## Exercise description
The listing below should be printed exactly, every line of it. Skip the pictures.

Dataset entries:
<<<<
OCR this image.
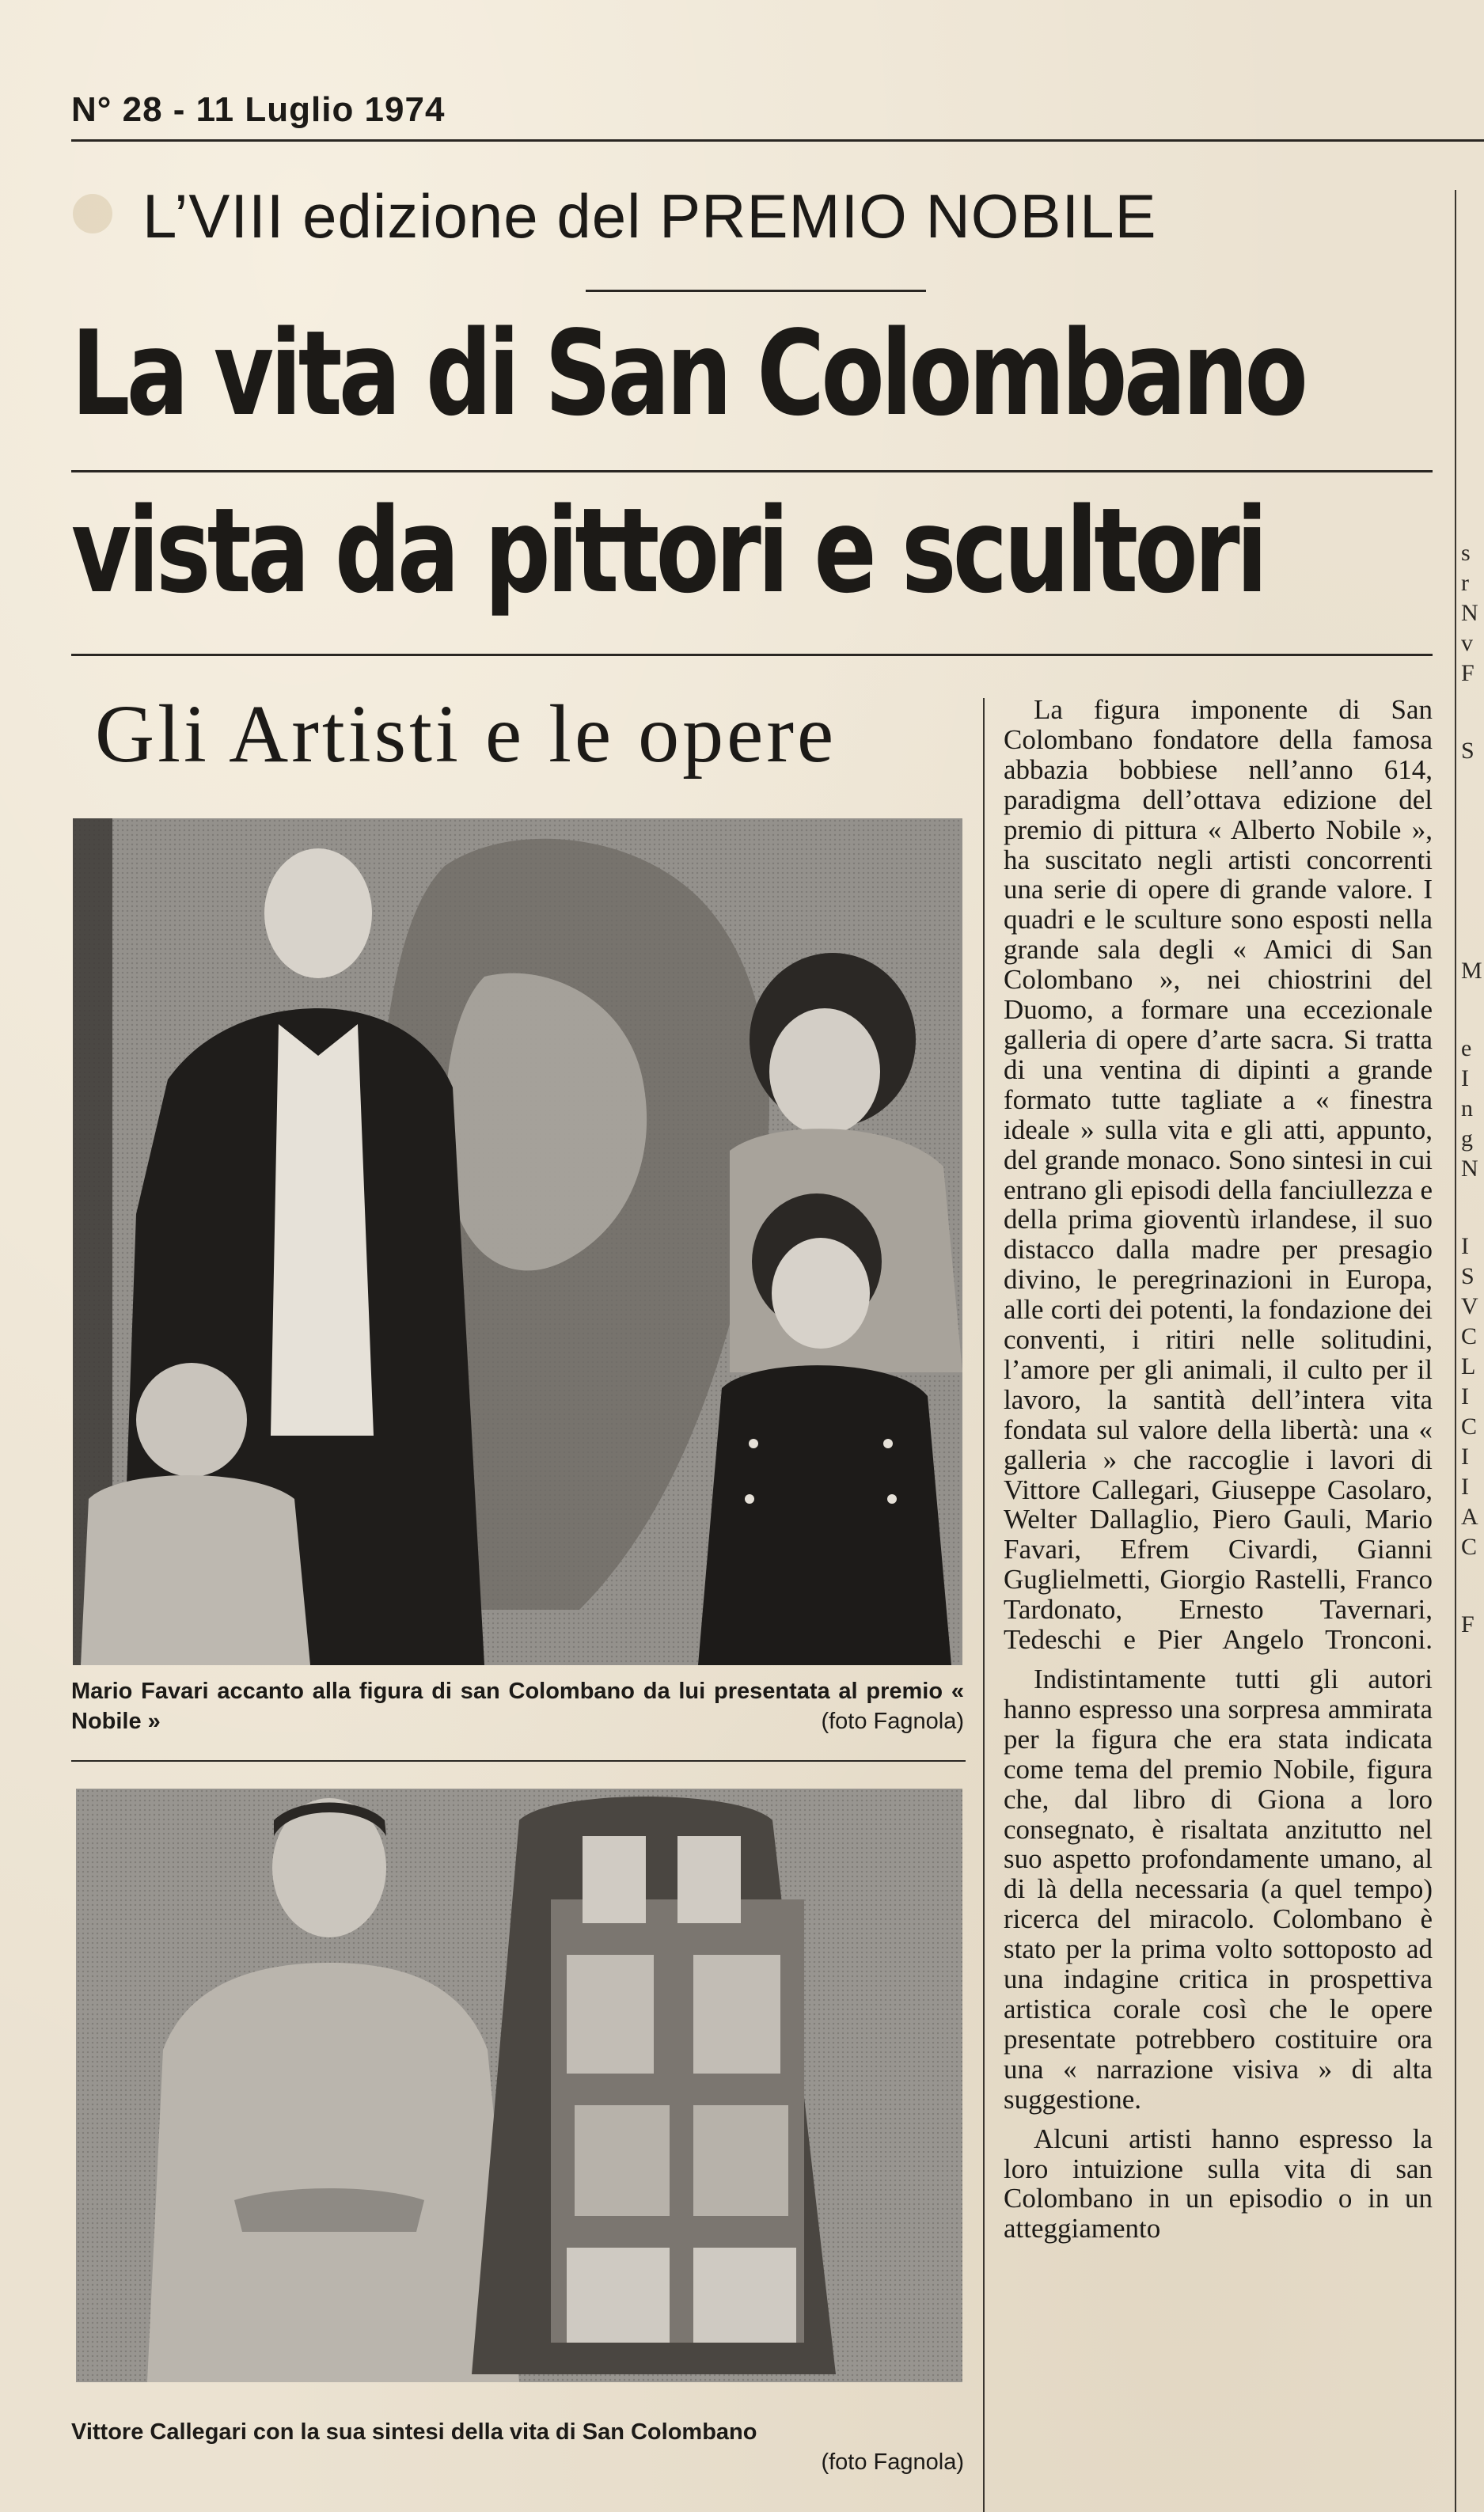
N° 28 - 11 Luglio 1974
L’VIII edizione del PREMIO NOBILE
La vita di San Colombano
vista da pittori e scultori
Gli Artisti e le opere
Mario Favari accanto alla figura di san Colombano da lui presentata al premio « Nobile »	(foto Fagnola)
Vittore Callegari con la sua sintesi della vita di San Colombano
(foto Fagnola)

La figura imponente di San Colombano fondatore della famosa abbazia bobbiese nell’anno 614, paradigma dell’ottava edizione del premio di pittura « Alberto Nobile », ha suscitato negli artisti concorrenti una serie di opere di grande valore. I quadri e le sculture sono esposti nella grande sala degli « Amici di San Colombano », nei chiostrini del Duomo, a formare una eccezionale galleria di opere d’arte sacra. Si tratta di una ventina di dipinti a grande formato tutte tagliate a « finestra ideale » sulla vita e gli atti, appunto, del grande monaco. Sono sintesi in cui entrano gli episodi della fanciullezza e della prima gioventù irlandese, il suo distacco dalla madre per presagio divino, le peregrinazioni in Europa, alle corti dei potenti, la fondazione dei conventi, i ritiri nelle solitudini, l’amore per gli animali, il culto per il lavoro, la santità dell’intera vita fondata sul valore della libertà: una « galleria » che raccoglie i lavori di Vittore Callegari, Giuseppe Casolaro, Welter Dallaglio, Piero Gauli, Mario Favari, Efrem Civardi, Gianni Guglielmetti, Giorgio Rastelli, Franco Tardonato, Ernesto Tavernari, Tedeschi e Pier Angelo Tronconi.

Indistintamente tutti gli autori hanno espresso una sorpresa ammirata per la figura che era stata indicata come tema del premio Nobile, figura che, dal libro di Giona a loro consegnato, è risaltata anzitutto nel suo aspetto profondamente umano, al di là della necessaria (a quel tempo) ricerca del miracolo. Colombano è stato per la prima volto sottoposto ad una indagine critica in prospettiva artistica corale così che le opere presentate potrebbero costituire ora una « narrazione visiva » di alta suggestione.

Alcuni artisti hanno espresso la loro intuizione sulla vita di san Colombano in un episodio o in un atteggiamento

s
r
N
v
F
S
M
e
I
n
g
N
I
S
V
C
L
I
C
I
I
A
C
F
>>>>
## Result of this task
OCR this image.
N° 28 - 11 Luglio 1974
L’VIII edizione del PREMIO NOBILE
La vita di San Colombano
vista da pittori e scultori
Gli Artisti e le opere
Mario Favari accanto alla figura di san Colombano da lui presentata al premio « Nobile »	(foto Fagnola)
Vittore Callegari con la sua sintesi della vita di San Colombano
(foto Fagnola)

La figura imponente di San Colombano fondatore della famosa abbazia bobbiese nell’anno 614, paradigma dell’ottava edizione del premio di pittura « Alberto Nobile », ha suscitato negli artisti concorrenti una serie di opere di grande valore. I quadri e le sculture sono esposti nella grande sala degli « Amici di San Colombano », nei chiostrini del Duomo, a formare una eccezionale galleria di opere d’arte sacra. Si tratta di una ventina di dipinti a grande formato tutte tagliate a « finestra ideale » sulla vita e gli atti, appunto, del grande monaco. Sono sintesi in cui entrano gli episodi della fanciullezza e della prima gioventù irlandese, il suo distacco dalla madre per presagio divino, le peregrinazioni in Europa, alle corti dei potenti, la fondazione dei conventi, i ritiri nelle solitudini, l’amore per gli animali, il culto per il lavoro, la santità dell’intera vita fondata sul valore della libertà: una « galleria » che raccoglie i lavori di Vittore Callegari, Giuseppe Casolaro, Welter Dallaglio, Piero Gauli, Mario Favari, Efrem Civardi, Gianni Guglielmetti, Giorgio Rastelli, Franco Tardonato, Ernesto Tavernari, Tedeschi e Pier Angelo Tronconi.

Indistintamente tutti gli autori hanno espresso una sorpresa ammirata per la figura che era stata indicata come tema del premio Nobile, figura che, dal libro di Giona a loro consegnato, è risaltata anzitutto nel suo aspetto profondamente umano, al di là della necessaria (a quel tempo) ricerca del miracolo. Colombano è stato per la prima volto sottoposto ad una indagine critica in prospettiva artistica corale così che le opere presentate potrebbero costituire ora una « narrazione visiva » di alta suggestione.

Alcuni artisti hanno espresso la loro intuizione sulla vita di san Colombano in un episodio o in un atteggiamento

s
r
N
v
F
S
M
e
I
n
g
N
I
S
V
C
L
I
C
I
I
A
C
F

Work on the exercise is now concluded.